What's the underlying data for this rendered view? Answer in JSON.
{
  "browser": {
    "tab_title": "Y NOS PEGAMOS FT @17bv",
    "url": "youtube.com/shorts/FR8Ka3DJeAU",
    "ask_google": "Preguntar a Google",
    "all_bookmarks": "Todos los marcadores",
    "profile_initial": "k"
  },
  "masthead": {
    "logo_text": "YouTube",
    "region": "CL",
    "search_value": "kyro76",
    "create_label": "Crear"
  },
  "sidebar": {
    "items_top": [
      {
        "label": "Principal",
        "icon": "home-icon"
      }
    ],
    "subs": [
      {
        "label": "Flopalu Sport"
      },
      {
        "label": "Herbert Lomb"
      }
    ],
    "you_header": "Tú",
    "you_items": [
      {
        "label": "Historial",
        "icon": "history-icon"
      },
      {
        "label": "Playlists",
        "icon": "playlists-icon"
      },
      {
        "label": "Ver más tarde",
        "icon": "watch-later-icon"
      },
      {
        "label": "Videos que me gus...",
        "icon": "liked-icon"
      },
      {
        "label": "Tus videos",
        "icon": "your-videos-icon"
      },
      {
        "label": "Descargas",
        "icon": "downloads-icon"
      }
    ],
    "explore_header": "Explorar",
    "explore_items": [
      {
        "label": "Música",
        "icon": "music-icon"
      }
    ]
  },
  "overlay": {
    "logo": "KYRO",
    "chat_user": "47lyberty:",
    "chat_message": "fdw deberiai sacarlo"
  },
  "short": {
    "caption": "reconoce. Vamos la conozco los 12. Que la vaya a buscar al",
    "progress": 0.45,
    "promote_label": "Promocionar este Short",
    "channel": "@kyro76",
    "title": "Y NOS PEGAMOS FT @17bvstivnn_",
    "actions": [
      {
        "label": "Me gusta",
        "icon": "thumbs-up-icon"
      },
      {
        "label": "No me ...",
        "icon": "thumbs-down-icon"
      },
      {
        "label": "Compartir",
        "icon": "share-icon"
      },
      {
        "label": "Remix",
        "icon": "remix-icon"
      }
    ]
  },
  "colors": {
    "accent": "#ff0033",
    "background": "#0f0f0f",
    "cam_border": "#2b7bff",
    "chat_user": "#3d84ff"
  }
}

### YOUR GOAL
Print every record exactly as it was given.

### TASK RESULT
What's the underlying data for this rendered view? Answer in JSON.
{
  "browser": {
    "tab_title": "Y NOS PEGAMOS FT @17bv",
    "url": "youtube.com/shorts/FR8Ka3DJeAU",
    "ask_google": "Preguntar a Google",
    "all_bookmarks": "Todos los marcadores",
    "profile_initial": "k"
  },
  "masthead": {
    "logo_text": "YouTube",
    "region": "CL",
    "search_value": "kyro76",
    "create_label": "Crear"
  },
  "sidebar": {
    "items_top": [
      {
        "label": "Principal",
        "icon": "home-icon"
      }
    ],
    "subs": [
      {
        "label": "Flopalu Sport"
      },
      {
        "label": "Herbert Lomb"
      }
    ],
    "you_header": "Tú",
    "you_items": [
      {
        "label": "Historial",
        "icon": "history-icon"
      },
      {
        "label": "Playlists",
        "icon": "playlists-icon"
      },
      {
        "label": "Ver más tarde",
        "icon": "watch-later-icon"
      },
      {
        "label": "Videos que me gus...",
        "icon": "liked-icon"
      },
      {
        "label": "Tus videos",
        "icon": "your-videos-icon"
      },
      {
        "label": "Descargas",
        "icon": "downloads-icon"
      }
    ],
    "explore_header": "Explorar",
    "explore_items": [
      {
        "label": "Música",
        "icon": "music-icon"
      }
    ]
  },
  "overlay": {
    "logo": "KYRO",
    "chat_user": "47lyberty:",
    "chat_message": "fdw deberiai sacarlo"
  },
  "short": {
    "caption": "reconoce. Vamos la conozco los 12. Que la vaya a buscar al",
    "progress": 0.45,
    "promote_label": "Promocionar este Short",
    "channel": "@kyro76",
    "title": "Y NOS PEGAMOS FT @17bvstivnn_",
    "actions": [
      {
        "label": "Me gusta",
        "icon": "thumbs-up-icon"
      },
      {
        "label": "No me ...",
        "icon": "thumbs-down-icon"
      },
      {
        "label": "Compartir",
        "icon": "share-icon"
      },
      {
        "label": "Remix",
        "icon": "remix-icon"
      }
    ]
  },
  "colors": {
    "accent": "#ff0033",
    "background": "#0f0f0f",
    "cam_border": "#2b7bff",
    "chat_user": "#3d84ff"
  }
}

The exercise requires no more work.